#### [Task statement]
Set down each line of the material that follows, exactly, with no pictures.

#### [Supplied material]
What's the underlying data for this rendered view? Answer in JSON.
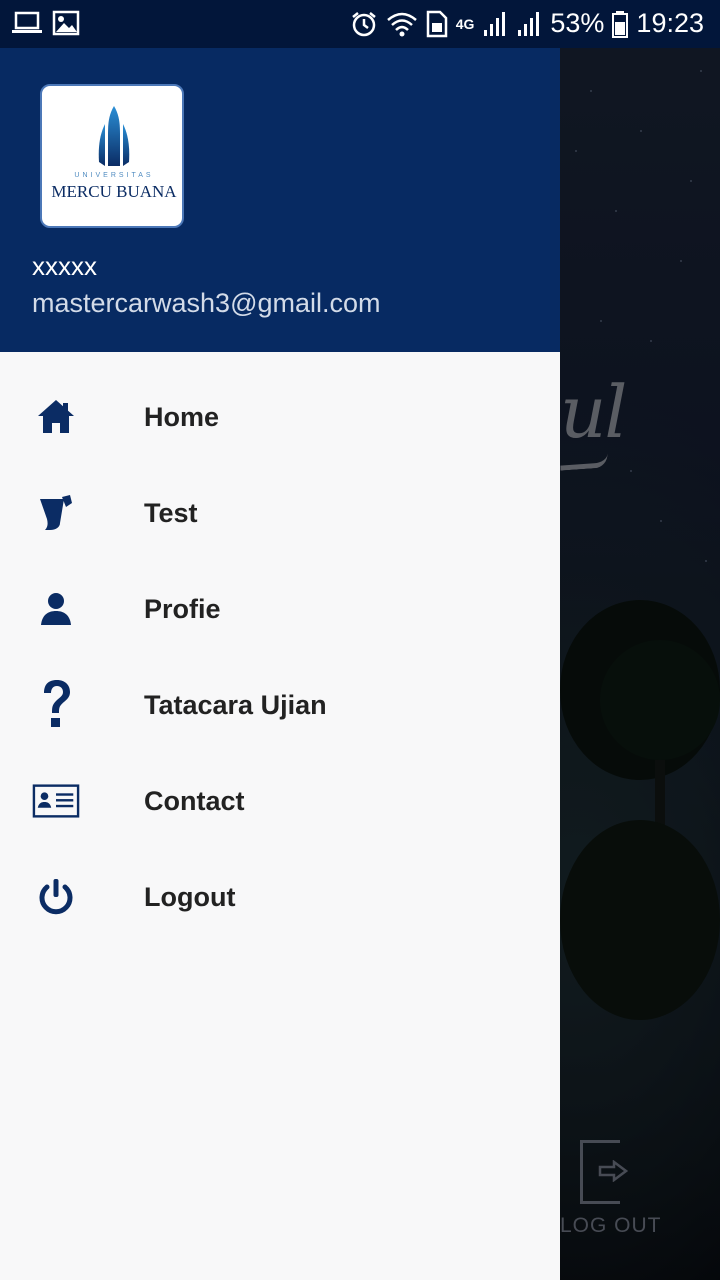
{
  "status_bar": {
    "battery": "53%",
    "time": "19:23",
    "network": "4G"
  },
  "drawer": {
    "logo": {
      "small_text": "UNIVERSITAS",
      "text": "MERCU BUANA"
    },
    "user_name": "xxxxx",
    "user_email": "mastercarwash3@gmail.com",
    "menu": [
      {
        "label": "Home",
        "icon": "home-icon"
      },
      {
        "label": "Test",
        "icon": "test-icon"
      },
      {
        "label": "Profie",
        "icon": "profile-icon"
      },
      {
        "label": "Tatacara Ujian",
        "icon": "help-icon"
      },
      {
        "label": "Contact",
        "icon": "contact-card-icon"
      },
      {
        "label": "Logout",
        "icon": "power-icon"
      }
    ]
  },
  "background": {
    "logout_label": "LOG OUT"
  },
  "colors": {
    "header": "#072a62",
    "status_bar": "#02163a",
    "icon": "#0b2c64",
    "drawer_bg": "#f8f8f9"
  }
}
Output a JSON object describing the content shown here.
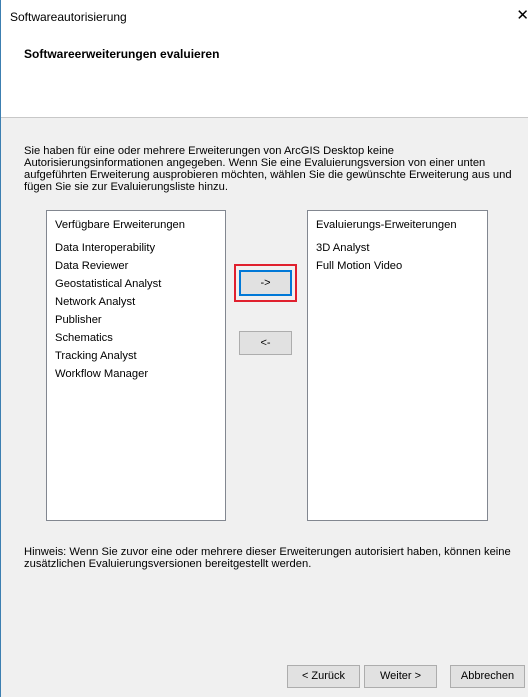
{
  "window": {
    "title": "Softwareautorisierung",
    "close_glyph": "✕"
  },
  "header": {
    "title": "Softwareerweiterungen evaluieren"
  },
  "intro_text": "Sie haben für eine oder mehrere Erweiterungen von ArcGIS Desktop keine Autorisierungsinformationen angegeben. Wenn Sie eine Evaluierungsversion von einer unten aufgeführten Erweiterung ausprobieren möchten, wählen Sie die gewünschte Erweiterung aus und fügen Sie sie zur Evaluierungsliste hinzu.",
  "available": {
    "header": "Verfügbare Erweiterungen",
    "items": [
      {
        "label": "Data Interoperability"
      },
      {
        "label": "Data Reviewer"
      },
      {
        "label": "Geostatistical Analyst"
      },
      {
        "label": "Network Analyst"
      },
      {
        "label": "Publisher"
      },
      {
        "label": "Schematics"
      },
      {
        "label": "Tracking Analyst"
      },
      {
        "label": "Workflow Manager"
      }
    ]
  },
  "evaluation": {
    "header": "Evaluierungs-Erweiterungen",
    "items": [
      {
        "label": "3D Analyst"
      },
      {
        "label": "Full Motion Video"
      }
    ]
  },
  "buttons": {
    "add": "->",
    "remove": "<-",
    "back": "< Zurück",
    "next": "Weiter >",
    "cancel": "Abbrechen"
  },
  "hint_text": "Hinweis: Wenn Sie zuvor eine oder mehrere dieser Erweiterungen autorisiert haben, können keine zusätzlichen Evaluierungsversionen bereitgestellt werden.",
  "colors": {
    "highlight": "#e0202e",
    "focus": "#0078d7"
  }
}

#### [The reply]
What's the underlying data for this rendered view? Answer in JSON.
{
  "status_bar": {
    "battery": "53%",
    "time": "19:23",
    "network": "4G"
  },
  "drawer": {
    "logo": {
      "small_text": "UNIVERSITAS",
      "text": "MERCU BUANA"
    },
    "user_name": "xxxxx",
    "user_email": "mastercarwash3@gmail.com",
    "menu": [
      {
        "label": "Home",
        "icon": "home-icon"
      },
      {
        "label": "Test",
        "icon": "test-icon"
      },
      {
        "label": "Profie",
        "icon": "profile-icon"
      },
      {
        "label": "Tatacara Ujian",
        "icon": "help-icon"
      },
      {
        "label": "Contact",
        "icon": "contact-card-icon"
      },
      {
        "label": "Logout",
        "icon": "power-icon"
      }
    ]
  },
  "background": {
    "logout_label": "LOG OUT"
  },
  "colors": {
    "header": "#072a62",
    "status_bar": "#02163a",
    "icon": "#0b2c64",
    "drawer_bg": "#f8f8f9"
  }
}
Output a JSON object describing the content shown here.
{
  "window": {
    "title": "Softwareautorisierung",
    "close_glyph": "✕"
  },
  "header": {
    "title": "Softwareerweiterungen evaluieren"
  },
  "intro_text": "Sie haben für eine oder mehrere Erweiterungen von ArcGIS Desktop keine Autorisierungsinformationen angegeben. Wenn Sie eine Evaluierungsversion von einer unten aufgeführten Erweiterung ausprobieren möchten, wählen Sie die gewünschte Erweiterung aus und fügen Sie sie zur Evaluierungsliste hinzu.",
  "available": {
    "header": "Verfügbare Erweiterungen",
    "items": [
      {
        "label": "Data Interoperability"
      },
      {
        "label": "Data Reviewer"
      },
      {
        "label": "Geostatistical Analyst"
      },
      {
        "label": "Network Analyst"
      },
      {
        "label": "Publisher"
      },
      {
        "label": "Schematics"
      },
      {
        "label": "Tracking Analyst"
      },
      {
        "label": "Workflow Manager"
      }
    ]
  },
  "evaluation": {
    "header": "Evaluierungs-Erweiterungen",
    "items": [
      {
        "label": "3D Analyst"
      },
      {
        "label": "Full Motion Video"
      }
    ]
  },
  "buttons": {
    "add": "->",
    "remove": "<-",
    "back": "< Zurück",
    "next": "Weiter >",
    "cancel": "Abbrechen"
  },
  "hint_text": "Hinweis: Wenn Sie zuvor eine oder mehrere dieser Erweiterungen autorisiert haben, können keine zusätzlichen Evaluierungsversionen bereitgestellt werden.",
  "colors": {
    "highlight": "#e0202e",
    "focus": "#0078d7"
  }
}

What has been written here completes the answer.